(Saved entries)
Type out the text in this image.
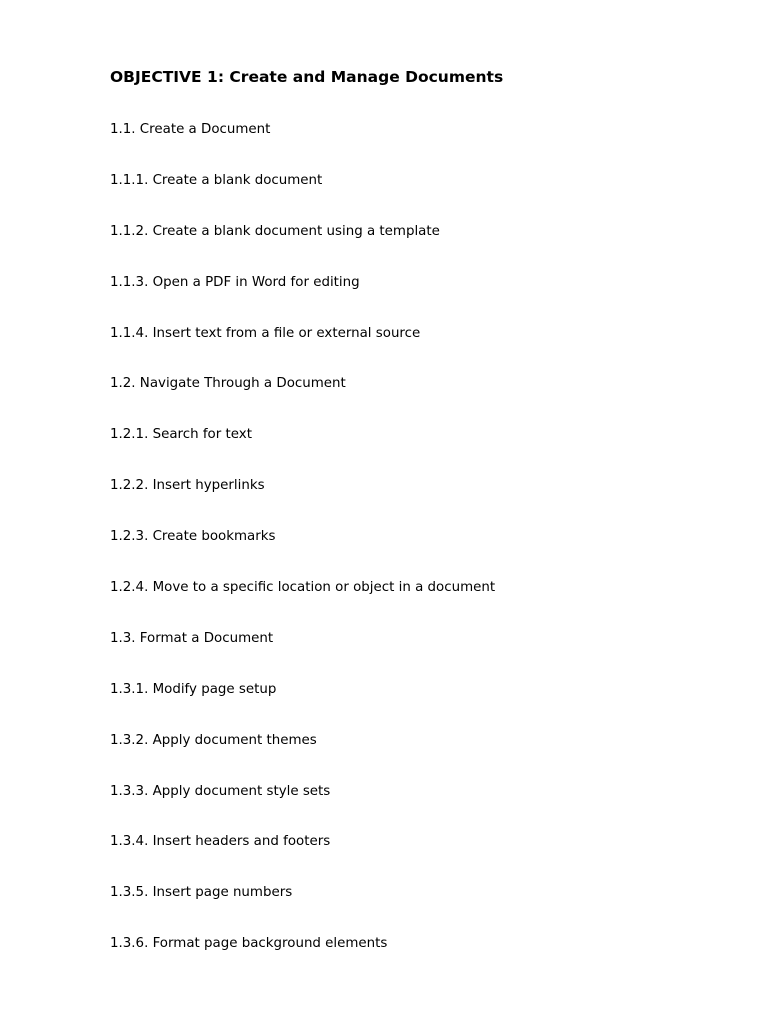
OBJECTIVE 1: Create and Manage Documents
1.1. Create a Document
1.1.1. Create a blank document
1.1.2. Create a blank document using a template
1.1.3. Open a PDF in Word for editing
1.1.4. Insert text from a file or external source
1.2. Navigate Through a Document
1.2.1. Search for text
1.2.2. Insert hyperlinks
1.2.3. Create bookmarks
1.2.4. Move to a specific location or object in a document
1.3. Format a Document
1.3.1. Modify page setup
1.3.2. Apply document themes
1.3.3. Apply document style sets
1.3.4. Insert headers and footers
1.3.5. Insert page numbers
1.3.6. Format page background elements
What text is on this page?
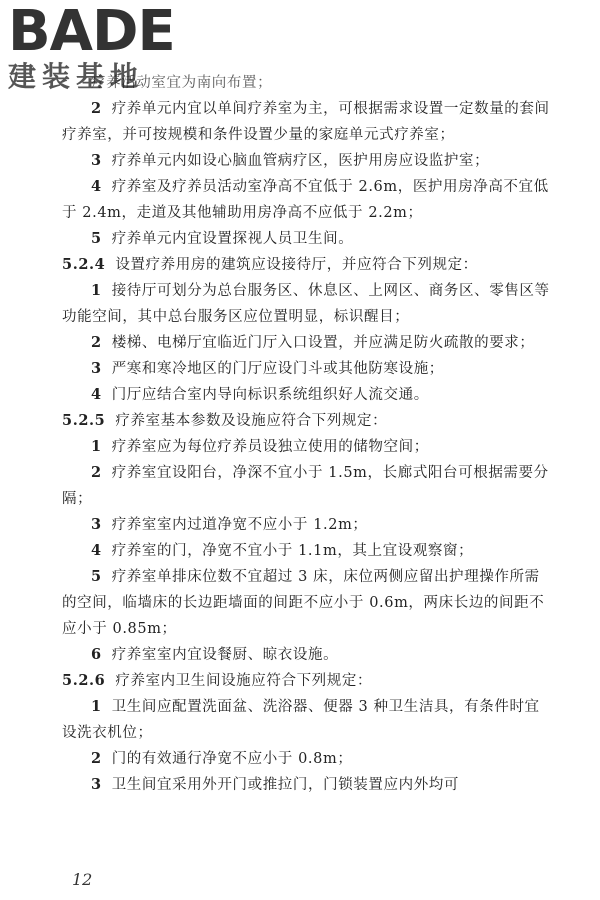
BADE
建装基地

疗养活动室宜为南向布置；

2 疗养单元内宜以单间疗养室为主，可根据需求设置一定数量的套间疗养室，并可按规模和条件设置少量的家庭单元式疗养室；

3 疗养单元内如设心脑血管病疗区，医护用房应设监护室；

4 疗养室及疗养员活动室净高不宜低于 2.6m，医护用房净高不宜低于 2.4m，走道及其他辅助用房净高不应低于 2.2m；

5 疗养单元内宜设置探视人员卫生间。

5.2.4 设置疗养用房的建筑应设接待厅，并应符合下列规定：

1 接待厅可划分为总台服务区、休息区、上网区、商务区、零售区等功能空间，其中总台服务区应位置明显，标识醒目；

2 楼梯、电梯厅宜临近门厅入口设置，并应满足防火疏散的要求；

3 严寒和寒冷地区的门厅应设门斗或其他防寒设施；

4 门厅应结合室内导向标识系统组织好人流交通。

5.2.5 疗养室基本参数及设施应符合下列规定：

1 疗养室应为每位疗养员设独立使用的储物空间；

2 疗养室宜设阳台，净深不宜小于 1.5m，长廊式阳台可根据需要分隔；

3 疗养室室内过道净宽不应小于 1.2m；

4 疗养室的门，净宽不宜小于 1.1m，其上宜设观察窗；

5 疗养室单排床位数不宜超过 3 床，床位两侧应留出护理操作所需的空间，临墙床的长边距墙面的间距不应小于 0.6m，两床长边的间距不应小于 0.85m；

6 疗养室室内宜设餐厨、晾衣设施。

5.2.6 疗养室内卫生间设施应符合下列规定：

1 卫生间应配置洗面盆、洗浴器、便器 3 种卫生洁具，有条件时宜设洗衣机位；

2 门的有效通行净宽不应小于 0.8m；

3 卫生间宜采用外开门或推拉门，门锁装置应内外均可

12
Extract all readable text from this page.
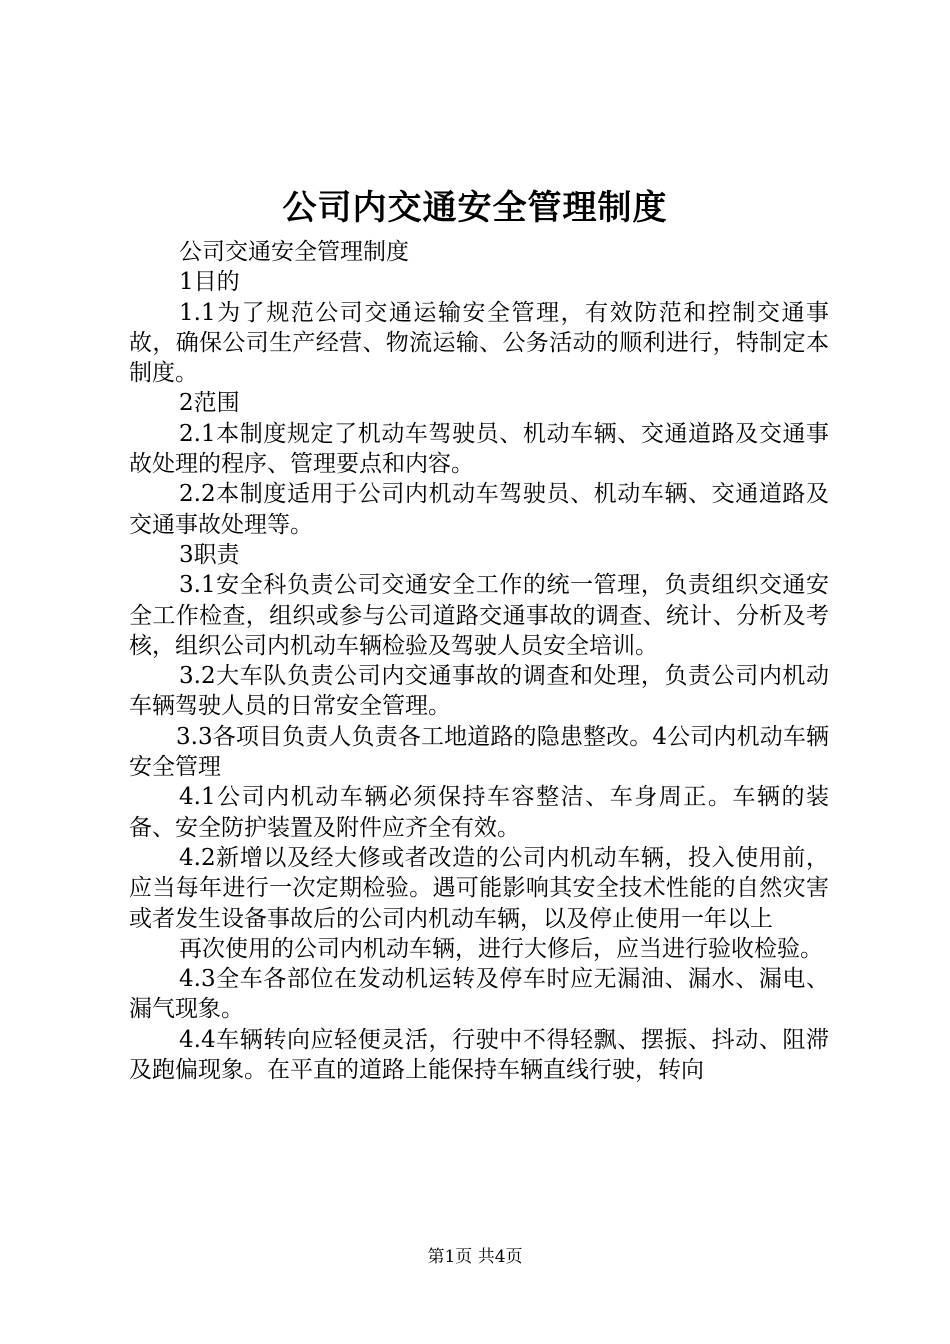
公司内交通安全管理制度

公司交通安全管理制度

1目的

1.1为了规范公司交通运输安全管理，有效防范和控制交通事故，确保公司生产经营、物流运输、公务活动的顺利进行，特制定本制度。

2范围

2.1本制度规定了机动车驾驶员、机动车辆、交通道路及交通事故处理的程序、管理要点和内容。

2.2本制度适用于公司内机动车驾驶员、机动车辆、交通道路及交通事故处理等。

3职责

3.1安全科负责公司交通安全工作的统一管理，负责组织交通安全工作检查，组织或参与公司道路交通事故的调查、统计、分析及考核，组织公司内机动车辆检验及驾驶人员安全培训。

3.2大车队负责公司内交通事故的调查和处理，负责公司内机动车辆驾驶人员的日常安全管理。

3.3各项目负责人负责各工地道路的隐患整改。4公司内机动车辆安全管理

4.1公司内机动车辆必须保持车容整洁、车身周正。车辆的装备、安全防护装置及附件应齐全有效。

4.2新增以及经大修或者改造的公司内机动车辆，投入使用前，应当每年进行一次定期检验。遇可能影响其安全技术性能的自然灾害或者发生设备事故后的公司内机动车辆，以及停止使用一年以上

再次使用的公司内机动车辆，进行大修后，应当进行验收检验。

4.3全车各部位在发动机运转及停车时应无漏油、漏水、漏电、漏气现象。

4.4车辆转向应轻便灵活，行驶中不得轻飘、摆振、抖动、阻滞及跑偏现象。在平直的道路上能保持车辆直线行驶，转向

第1页 共4页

§ Requirements
Give again, unchanged, only the lines from the line containing "Extract all readable text from this page." to the last line of the records above. Pictures do not belong in the copy.

§ The output
Extract all readable text from this page.
公司内交通安全管理制度

公司交通安全管理制度

1目的

1.1为了规范公司交通运输安全管理，有效防范和控制交通事故，确保公司生产经营、物流运输、公务活动的顺利进行，特制定本制度。

2范围

2.1本制度规定了机动车驾驶员、机动车辆、交通道路及交通事故处理的程序、管理要点和内容。

2.2本制度适用于公司内机动车驾驶员、机动车辆、交通道路及交通事故处理等。

3职责

3.1安全科负责公司交通安全工作的统一管理，负责组织交通安全工作检查，组织或参与公司道路交通事故的调查、统计、分析及考核，组织公司内机动车辆检验及驾驶人员安全培训。

3.2大车队负责公司内交通事故的调查和处理，负责公司内机动车辆驾驶人员的日常安全管理。

3.3各项目负责人负责各工地道路的隐患整改。4公司内机动车辆安全管理

4.1公司内机动车辆必须保持车容整洁、车身周正。车辆的装备、安全防护装置及附件应齐全有效。

4.2新增以及经大修或者改造的公司内机动车辆，投入使用前，应当每年进行一次定期检验。遇可能影响其安全技术性能的自然灾害或者发生设备事故后的公司内机动车辆，以及停止使用一年以上

再次使用的公司内机动车辆，进行大修后，应当进行验收检验。

4.3全车各部位在发动机运转及停车时应无漏油、漏水、漏电、漏气现象。

4.4车辆转向应轻便灵活，行驶中不得轻飘、摆振、抖动、阻滞及跑偏现象。在平直的道路上能保持车辆直线行驶，转向

第1页 共4页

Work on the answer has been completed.